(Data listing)

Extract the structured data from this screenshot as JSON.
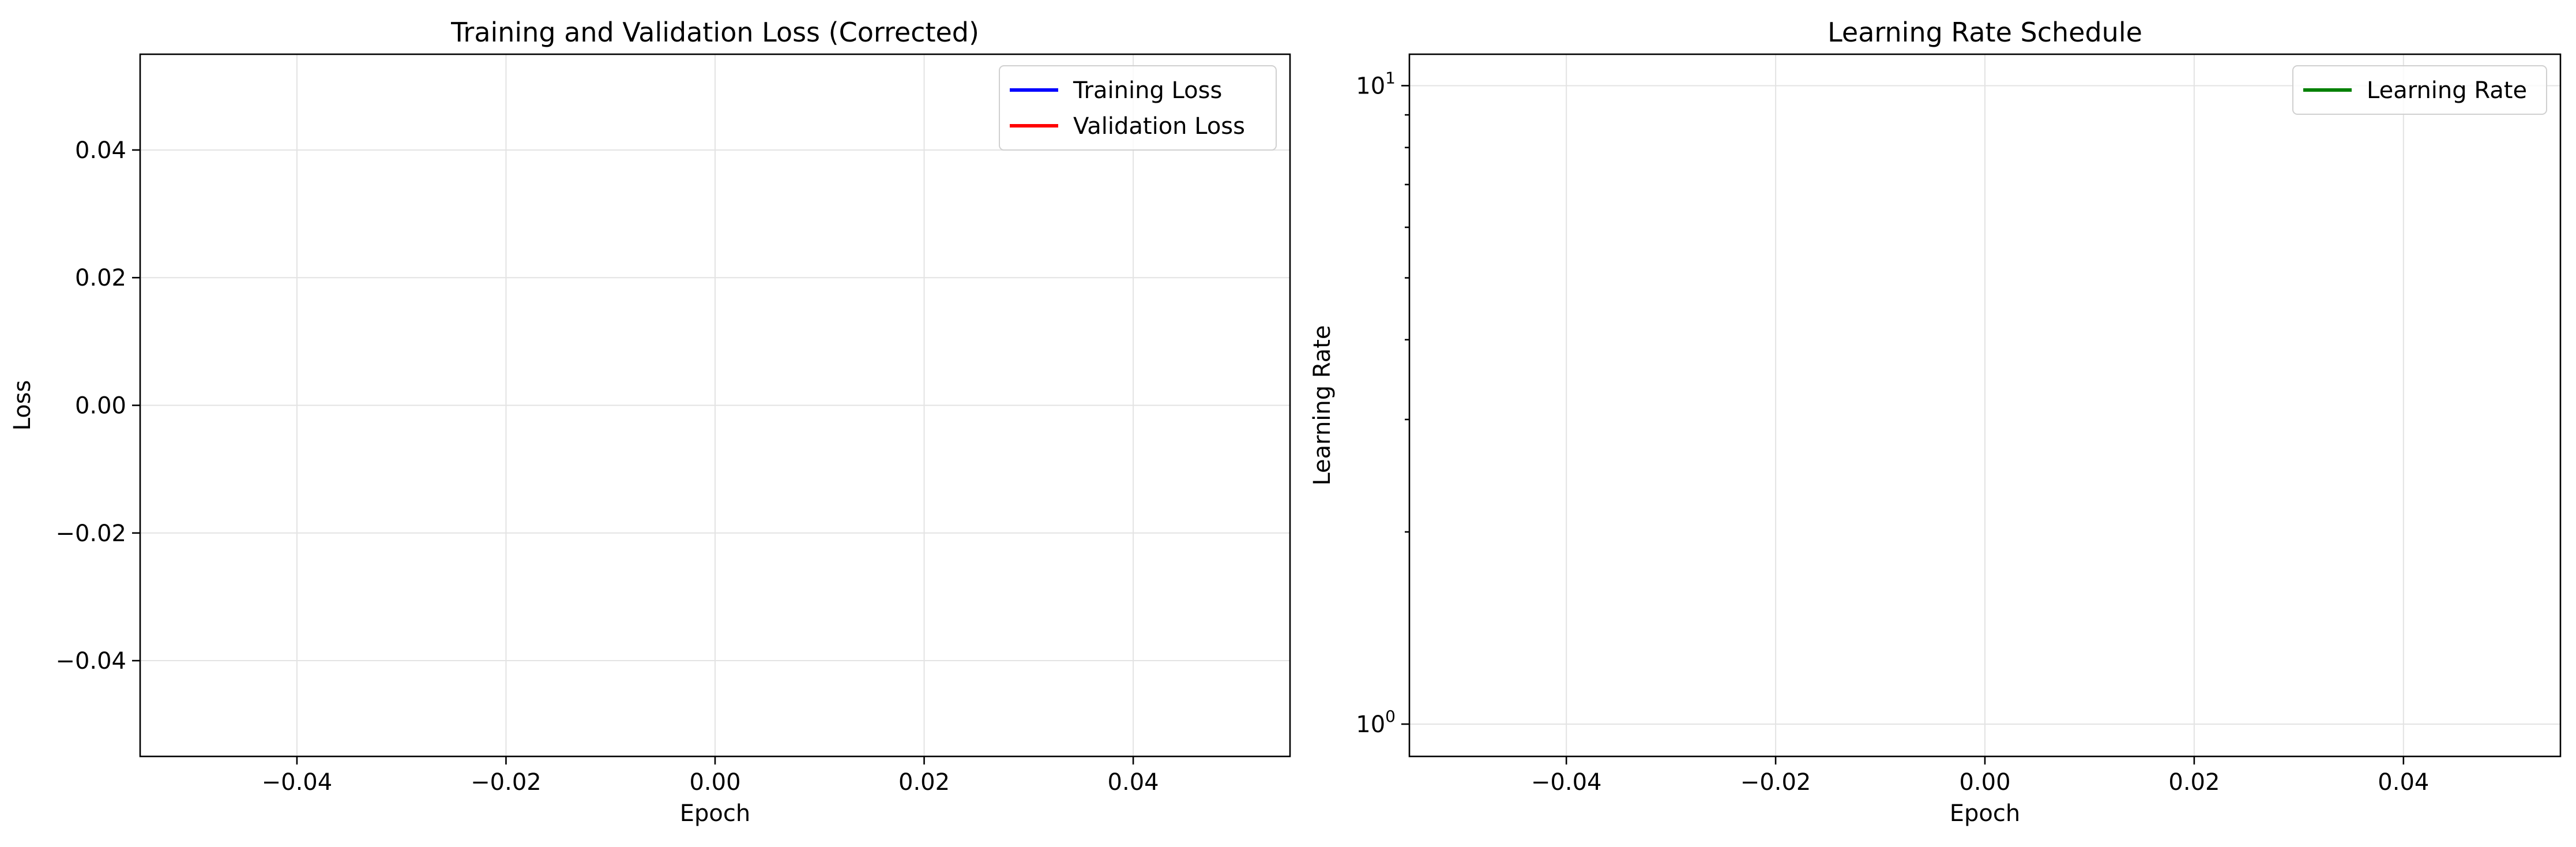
{
  "colors": {
    "training": "#0000ff",
    "validation": "#ff0000",
    "lr": "#008000",
    "grid": "#e3e3e3"
  },
  "chart_data": [
    {
      "type": "line",
      "title": "Training and Validation Loss (Corrected)",
      "xlabel": "Epoch",
      "ylabel": "Loss",
      "xlim": [
        -0.055,
        0.055
      ],
      "ylim": [
        -0.055,
        0.055
      ],
      "x_ticks": [
        -0.04,
        -0.02,
        0.0,
        0.02,
        0.04
      ],
      "x_tick_labels": [
        "−0.04",
        "−0.02",
        "0.00",
        "0.02",
        "0.04"
      ],
      "y_ticks": [
        -0.04,
        -0.02,
        0.0,
        0.02,
        0.04
      ],
      "y_tick_labels": [
        "−0.04",
        "−0.02",
        "0.00",
        "0.02",
        "0.04"
      ],
      "grid": true,
      "legend_position": "top-right",
      "series": [
        {
          "name": "Training Loss",
          "color": "#0000ff",
          "x": [],
          "y": []
        },
        {
          "name": "Validation Loss",
          "color": "#ff0000",
          "x": [],
          "y": []
        }
      ]
    },
    {
      "type": "line",
      "title": "Learning Rate Schedule",
      "xlabel": "Epoch",
      "ylabel": "Learning Rate",
      "yscale": "log",
      "xlim": [
        -0.055,
        0.055
      ],
      "ylim": [
        0.89,
        11.2
      ],
      "x_ticks": [
        -0.04,
        -0.02,
        0.0,
        0.02,
        0.04
      ],
      "x_tick_labels": [
        "−0.04",
        "−0.02",
        "0.00",
        "0.02",
        "0.04"
      ],
      "y_ticks": [
        1,
        10
      ],
      "y_tick_labels": [
        "10^0",
        "10^1"
      ],
      "grid": true,
      "legend_position": "top-right",
      "series": [
        {
          "name": "Learning Rate",
          "color": "#008000",
          "x": [],
          "y": []
        }
      ]
    }
  ]
}
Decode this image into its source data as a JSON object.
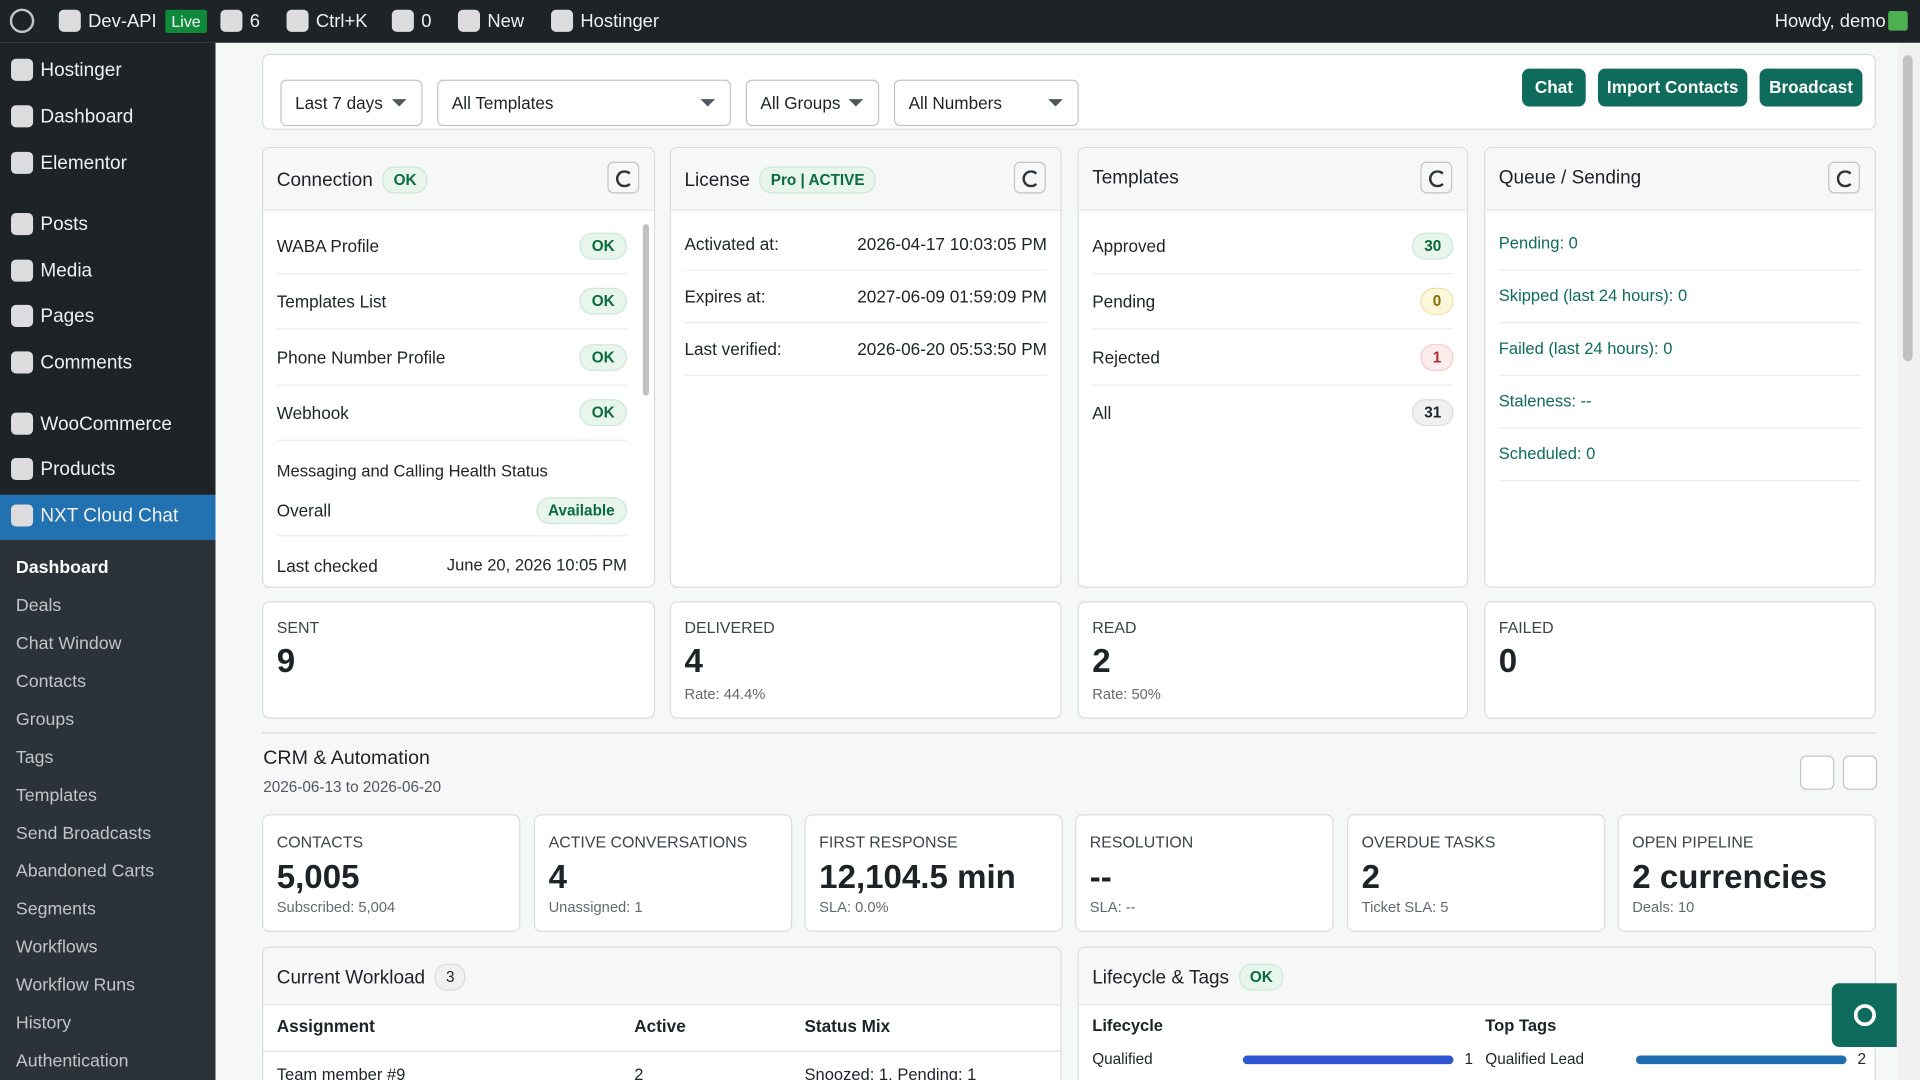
{
  "admin_bar": {
    "site": "Dev-API",
    "live": "Live",
    "updates": "6",
    "search": "Ctrl+K",
    "comments": "0",
    "new": "New",
    "hostinger": "Hostinger",
    "howdy": "Howdy, demo"
  },
  "sidebar": {
    "menu": [
      "Hostinger",
      "Dashboard",
      "Elementor",
      "Posts",
      "Media",
      "Pages",
      "Comments",
      "WooCommerce",
      "Products",
      "NXT Cloud Chat"
    ],
    "submenu": [
      "Dashboard",
      "Deals",
      "Chat Window",
      "Contacts",
      "Groups",
      "Tags",
      "Templates",
      "Send Broadcasts",
      "Abandoned Carts",
      "Segments",
      "Workflows",
      "Workflow Runs",
      "History",
      "Authentication"
    ]
  },
  "filters": [
    "Last 7 days",
    "All Templates",
    "All Groups",
    "All Numbers"
  ],
  "actions": [
    "Chat",
    "Import Contacts",
    "Broadcast"
  ],
  "connection": {
    "title": "Connection",
    "status": "OK",
    "rows": [
      {
        "label": "WABA Profile",
        "status": "OK"
      },
      {
        "label": "Templates List",
        "status": "OK"
      },
      {
        "label": "Phone Number Profile",
        "status": "OK"
      },
      {
        "label": "Webhook",
        "status": "OK"
      }
    ],
    "health_title": "Messaging and Calling Health Status",
    "overall_label": "Overall",
    "overall_status": "Available",
    "last_checked_label": "Last checked",
    "last_checked": "June 20, 2026 10:05 PM"
  },
  "license": {
    "title": "License",
    "status": "Pro | ACTIVE",
    "rows": [
      {
        "label": "Activated at:",
        "value": "2026-04-17 10:03:05 PM"
      },
      {
        "label": "Expires at:",
        "value": "2027-06-09 01:59:09 PM"
      },
      {
        "label": "Last verified:",
        "value": "2026-06-20 05:53:50 PM"
      }
    ]
  },
  "templates": {
    "title": "Templates",
    "rows": [
      {
        "label": "Approved",
        "count": 30
      },
      {
        "label": "Pending",
        "count": 0
      },
      {
        "label": "Rejected",
        "count": 1
      },
      {
        "label": "All",
        "count": 31
      }
    ]
  },
  "queue": {
    "title": "Queue / Sending",
    "rows": [
      "Pending: 0",
      "Skipped (last 24 hours): 0",
      "Failed (last 24 hours): 0",
      "Staleness: --",
      "Scheduled: 0"
    ]
  },
  "stats": [
    {
      "label": "SENT",
      "value": 9
    },
    {
      "label": "DELIVERED",
      "value": 4,
      "rate": "Rate: 44.4%"
    },
    {
      "label": "READ",
      "value": 2,
      "rate": "Rate: 50%"
    },
    {
      "label": "FAILED",
      "value": 0
    }
  ],
  "crm": {
    "title": "CRM & Automation",
    "range": "2026-06-13 to 2026-06-20",
    "kpis": [
      {
        "label": "CONTACTS",
        "value": "5,005",
        "sub": "Subscribed: 5,004"
      },
      {
        "label": "ACTIVE CONVERSATIONS",
        "value": "4",
        "sub": "Unassigned: 1"
      },
      {
        "label": "FIRST RESPONSE",
        "value": "12,104.5 min",
        "sub": "SLA: 0.0%"
      },
      {
        "label": "RESOLUTION",
        "value": "--",
        "sub": "SLA: --"
      },
      {
        "label": "OVERDUE TASKS",
        "value": "2",
        "sub": "Ticket SLA: 5"
      },
      {
        "label": "OPEN PIPELINE",
        "value": "2 currencies",
        "sub": "Deals: 10"
      }
    ]
  },
  "workload": {
    "title": "Current Workload",
    "count": 3,
    "columns": [
      "Assignment",
      "Active",
      "Status Mix"
    ],
    "rows": [
      [
        "Team member #9",
        "2",
        "Snoozed: 1, Pending: 1"
      ]
    ]
  },
  "lifecycle": {
    "title": "Lifecycle & Tags",
    "status": "OK",
    "lifecycle_title": "Lifecycle",
    "tags_title": "Top Tags",
    "lifecycle": [
      {
        "name": "Qualified",
        "value": 1
      }
    ],
    "tags": [
      {
        "name": "Qualified Lead",
        "value": 2
      }
    ]
  }
}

→ **Required task**
Pictures excluded, quote all the data above exactly.

→ **Result of this exercise**
Extract the structured data from this screenshot as JSON.
{
  "colors": {
    "training": "#0000ff",
    "validation": "#ff0000",
    "lr": "#008000",
    "grid": "#e3e3e3"
  },
  "chart_data": [
    {
      "type": "line",
      "title": "Training and Validation Loss (Corrected)",
      "xlabel": "Epoch",
      "ylabel": "Loss",
      "xlim": [
        -0.055,
        0.055
      ],
      "ylim": [
        -0.055,
        0.055
      ],
      "x_ticks": [
        -0.04,
        -0.02,
        0.0,
        0.02,
        0.04
      ],
      "x_tick_labels": [
        "−0.04",
        "−0.02",
        "0.00",
        "0.02",
        "0.04"
      ],
      "y_ticks": [
        -0.04,
        -0.02,
        0.0,
        0.02,
        0.04
      ],
      "y_tick_labels": [
        "−0.04",
        "−0.02",
        "0.00",
        "0.02",
        "0.04"
      ],
      "grid": true,
      "legend_position": "top-right",
      "series": [
        {
          "name": "Training Loss",
          "color": "#0000ff",
          "x": [],
          "y": []
        },
        {
          "name": "Validation Loss",
          "color": "#ff0000",
          "x": [],
          "y": []
        }
      ]
    },
    {
      "type": "line",
      "title": "Learning Rate Schedule",
      "xlabel": "Epoch",
      "ylabel": "Learning Rate",
      "yscale": "log",
      "xlim": [
        -0.055,
        0.055
      ],
      "ylim": [
        0.89,
        11.2
      ],
      "x_ticks": [
        -0.04,
        -0.02,
        0.0,
        0.02,
        0.04
      ],
      "x_tick_labels": [
        "−0.04",
        "−0.02",
        "0.00",
        "0.02",
        "0.04"
      ],
      "y_ticks": [
        1,
        10
      ],
      "y_tick_labels": [
        "10^0",
        "10^1"
      ],
      "grid": true,
      "legend_position": "top-right",
      "series": [
        {
          "name": "Learning Rate",
          "color": "#008000",
          "x": [],
          "y": []
        }
      ]
    }
  ]
}
Decode this image into its source data as a JSON object.
{
  "admin_bar": {
    "site": "Dev-API",
    "live": "Live",
    "updates": "6",
    "search": "Ctrl+K",
    "comments": "0",
    "new": "New",
    "hostinger": "Hostinger",
    "howdy": "Howdy, demo"
  },
  "sidebar": {
    "menu": [
      "Hostinger",
      "Dashboard",
      "Elementor",
      "Posts",
      "Media",
      "Pages",
      "Comments",
      "WooCommerce",
      "Products",
      "NXT Cloud Chat"
    ],
    "submenu": [
      "Dashboard",
      "Deals",
      "Chat Window",
      "Contacts",
      "Groups",
      "Tags",
      "Templates",
      "Send Broadcasts",
      "Abandoned Carts",
      "Segments",
      "Workflows",
      "Workflow Runs",
      "History",
      "Authentication"
    ]
  },
  "filters": [
    "Last 7 days",
    "All Templates",
    "All Groups",
    "All Numbers"
  ],
  "actions": [
    "Chat",
    "Import Contacts",
    "Broadcast"
  ],
  "connection": {
    "title": "Connection",
    "status": "OK",
    "rows": [
      {
        "label": "WABA Profile",
        "status": "OK"
      },
      {
        "label": "Templates List",
        "status": "OK"
      },
      {
        "label": "Phone Number Profile",
        "status": "OK"
      },
      {
        "label": "Webhook",
        "status": "OK"
      }
    ],
    "health_title": "Messaging and Calling Health Status",
    "overall_label": "Overall",
    "overall_status": "Available",
    "last_checked_label": "Last checked",
    "last_checked": "June 20, 2026 10:05 PM"
  },
  "license": {
    "title": "License",
    "status": "Pro | ACTIVE",
    "rows": [
      {
        "label": "Activated at:",
        "value": "2026-04-17 10:03:05 PM"
      },
      {
        "label": "Expires at:",
        "value": "2027-06-09 01:59:09 PM"
      },
      {
        "label": "Last verified:",
        "value": "2026-06-20 05:53:50 PM"
      }
    ]
  },
  "templates": {
    "title": "Templates",
    "rows": [
      {
        "label": "Approved",
        "count": 30
      },
      {
        "label": "Pending",
        "count": 0
      },
      {
        "label": "Rejected",
        "count": 1
      },
      {
        "label": "All",
        "count": 31
      }
    ]
  },
  "queue": {
    "title": "Queue / Sending",
    "rows": [
      "Pending: 0",
      "Skipped (last 24 hours): 0",
      "Failed (last 24 hours): 0",
      "Staleness: --",
      "Scheduled: 0"
    ]
  },
  "stats": [
    {
      "label": "SENT",
      "value": 9
    },
    {
      "label": "DELIVERED",
      "value": 4,
      "rate": "Rate: 44.4%"
    },
    {
      "label": "READ",
      "value": 2,
      "rate": "Rate: 50%"
    },
    {
      "label": "FAILED",
      "value": 0
    }
  ],
  "crm": {
    "title": "CRM & Automation",
    "range": "2026-06-13 to 2026-06-20",
    "kpis": [
      {
        "label": "CONTACTS",
        "value": "5,005",
        "sub": "Subscribed: 5,004"
      },
      {
        "label": "ACTIVE CONVERSATIONS",
        "value": "4",
        "sub": "Unassigned: 1"
      },
      {
        "label": "FIRST RESPONSE",
        "value": "12,104.5 min",
        "sub": "SLA: 0.0%"
      },
      {
        "label": "RESOLUTION",
        "value": "--",
        "sub": "SLA: --"
      },
      {
        "label": "OVERDUE TASKS",
        "value": "2",
        "sub": "Ticket SLA: 5"
      },
      {
        "label": "OPEN PIPELINE",
        "value": "2 currencies",
        "sub": "Deals: 10"
      }
    ]
  },
  "workload": {
    "title": "Current Workload",
    "count": 3,
    "columns": [
      "Assignment",
      "Active",
      "Status Mix"
    ],
    "rows": [
      [
        "Team member #9",
        "2",
        "Snoozed: 1, Pending: 1"
      ]
    ]
  },
  "lifecycle": {
    "title": "Lifecycle & Tags",
    "status": "OK",
    "lifecycle_title": "Lifecycle",
    "tags_title": "Top Tags",
    "lifecycle": [
      {
        "name": "Qualified",
        "value": 1
      }
    ],
    "tags": [
      {
        "name": "Qualified Lead",
        "value": 2
      }
    ]
  }
}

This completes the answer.